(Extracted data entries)
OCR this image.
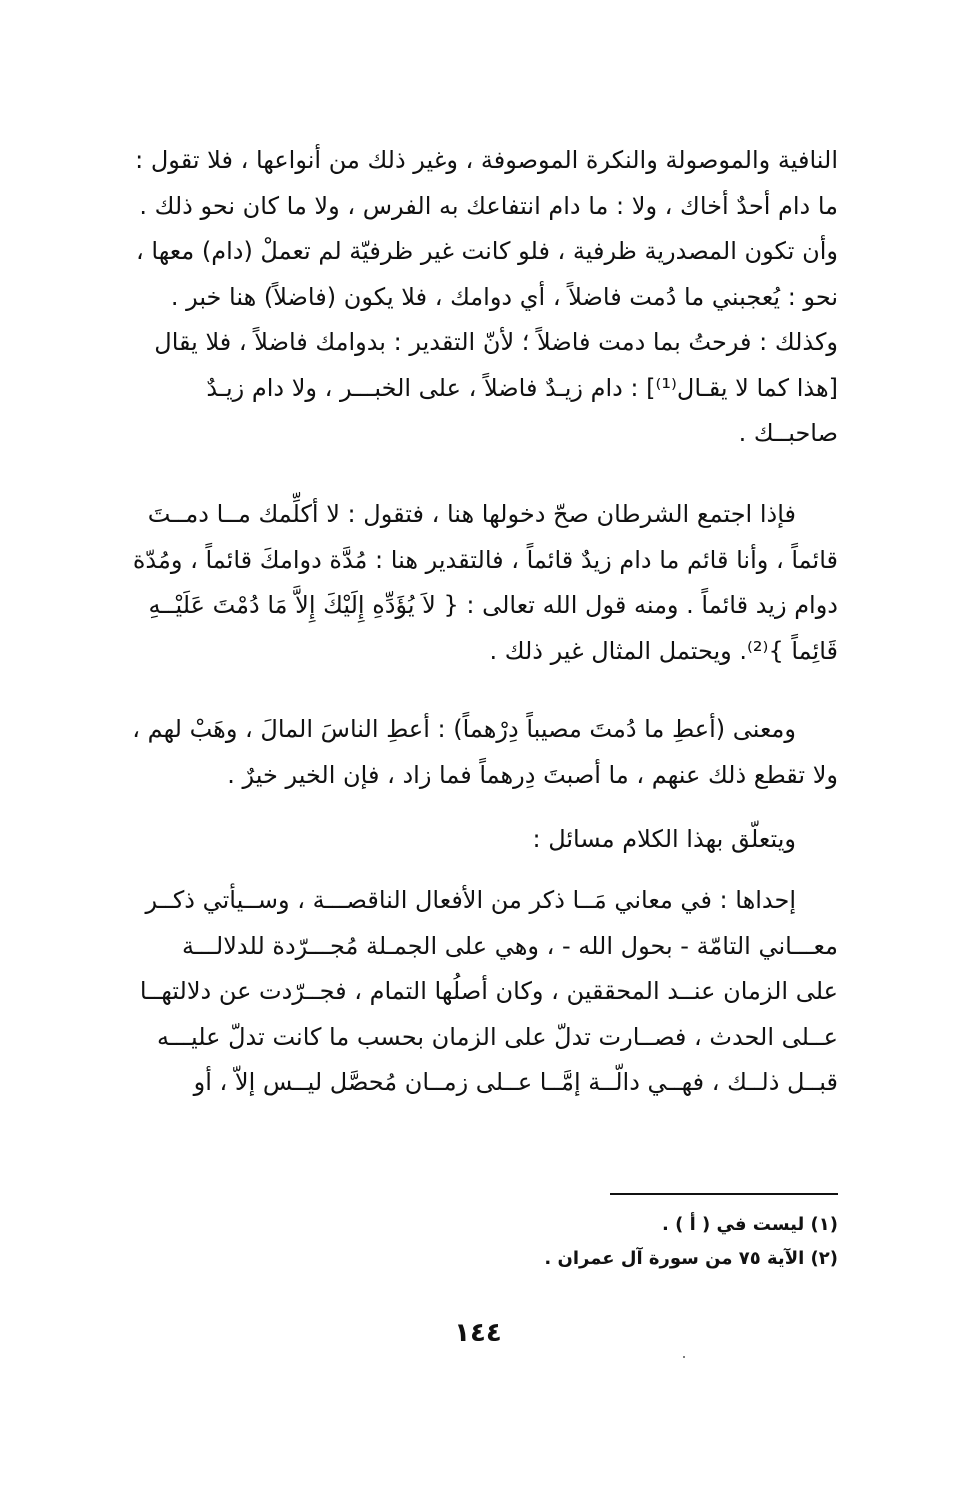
النافية والموصولة والنكرة الموصوفة ، وغير ذلك من أنواعها ، فلا تقول :
ما دام أحدٌ أخاك ، ولا : ما دام انتفاعك به الفرس ، ولا ما كان نحو ذلك .
وأن تكون المصدرية ظرفية ، فلو كانت غير ظرفيّة لم تعملْ (دام) معها ،
نحو : يُعجبني ما دُمت فاضلاً ، أي دوامك ، فلا يكون (فاضلاً) هنا خبر .
وكذلك : فرحتُ بما دمت فاضلاً ؛ لأنّ التقدير : بدوامك فاضلاً ، فلا يقال
[هذا كما لا يقـال⁽¹⁾] : دام زيـدٌ فاضلاً ، على الخبـــر ، ولا دام زيـدٌ
صاحبــك .
فإذا اجتمع الشرطان صحّ دخولها هنا ، فتقول : لا أكلِّمك مــا دمــتَ
قائماً ، وأنا قائم ما دام زيدٌ قائماً ، فالتقدير هنا : مُدَّة دوامكَ قائماً ، ومُدّة
دوام زيد قائماً . ومنه قول الله تعالى : { لاَ يُؤَدِّهِ إِلَيْكَ إِلاَّ مَا دُمْتَ عَلَيْــهِ
قَائِماً }⁽²⁾. ويحتمل المثال غير ذلك .
ومعنى (أعطِ ما دُمتَ مصيباً دِرْهماً) : أعطِ الناسَ المالَ ، وهَبْ لهم ،
ولا تقطع ذلك عنهم ، ما أصبتَ دِرهماً فما زاد ، فإن الخير خيرٌ .
ويتعلّق بهذا الكلام مسائل :
إحداها : في معاني مَــا ذكر من الأفعال الناقصـــة ، وســيأتي ذكــر
معـــاني التامّة - بحول الله - ، وهي على الجمـلة مُجـــرّدة للدلالـــة
على الزمان عنــد المحققين ، وكان أصلُها التمام ، فجــرّدت عن دلالتهــا
عــلى الحدث ، فصــارت تدلّ على الزمان بحسب ما كانت تدلّ عليـــه
قبــل ذلــك ، فهــي دالّــة إمَّــا عــلى زمــان مُحصَّل ليــس إلاّ ، أو
(١) ليست في ( أ ) .
(٢) الآية ٧٥ من سورة آل عمران .
١٤٤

- Exercise task
The records shown above are to be repeated exactly, with the pictures left out.

- Solution below
OCR this image.
النافية والموصولة والنكرة الموصوفة ، وغير ذلك من أنواعها ، فلا تقول :
ما دام أحدٌ أخاك ، ولا : ما دام انتفاعك به الفرس ، ولا ما كان نحو ذلك .
وأن تكون المصدرية ظرفية ، فلو كانت غير ظرفيّة لم تعملْ (دام) معها ،
نحو : يُعجبني ما دُمت فاضلاً ، أي دوامك ، فلا يكون (فاضلاً) هنا خبر .
وكذلك : فرحتُ بما دمت فاضلاً ؛ لأنّ التقدير : بدوامك فاضلاً ، فلا يقال
[هذا كما لا يقـال⁽¹⁾] : دام زيـدٌ فاضلاً ، على الخبـــر ، ولا دام زيـدٌ
صاحبــك .
فإذا اجتمع الشرطان صحّ دخولها هنا ، فتقول : لا أكلِّمك مــا دمــتَ
قائماً ، وأنا قائم ما دام زيدٌ قائماً ، فالتقدير هنا : مُدَّة دوامكَ قائماً ، ومُدّة
دوام زيد قائماً . ومنه قول الله تعالى : { لاَ يُؤَدِّهِ إِلَيْكَ إِلاَّ مَا دُمْتَ عَلَيْــهِ
قَائِماً }⁽²⁾. ويحتمل المثال غير ذلك .
ومعنى (أعطِ ما دُمتَ مصيباً دِرْهماً) : أعطِ الناسَ المالَ ، وهَبْ لهم ،
ولا تقطع ذلك عنهم ، ما أصبتَ دِرهماً فما زاد ، فإن الخير خيرٌ .
ويتعلّق بهذا الكلام مسائل :
إحداها : في معاني مَــا ذكر من الأفعال الناقصـــة ، وســيأتي ذكــر
معـــاني التامّة - بحول الله - ، وهي على الجمـلة مُجـــرّدة للدلالـــة
على الزمان عنــد المحققين ، وكان أصلُها التمام ، فجــرّدت عن دلالتهــا
عــلى الحدث ، فصــارت تدلّ على الزمان بحسب ما كانت تدلّ عليـــه
قبــل ذلــك ، فهــي دالّــة إمَّــا عــلى زمــان مُحصَّل ليــس إلاّ ، أو
(١) ليست في ( أ ) .
(٢) الآية ٧٥ من سورة آل عمران .
١٤٤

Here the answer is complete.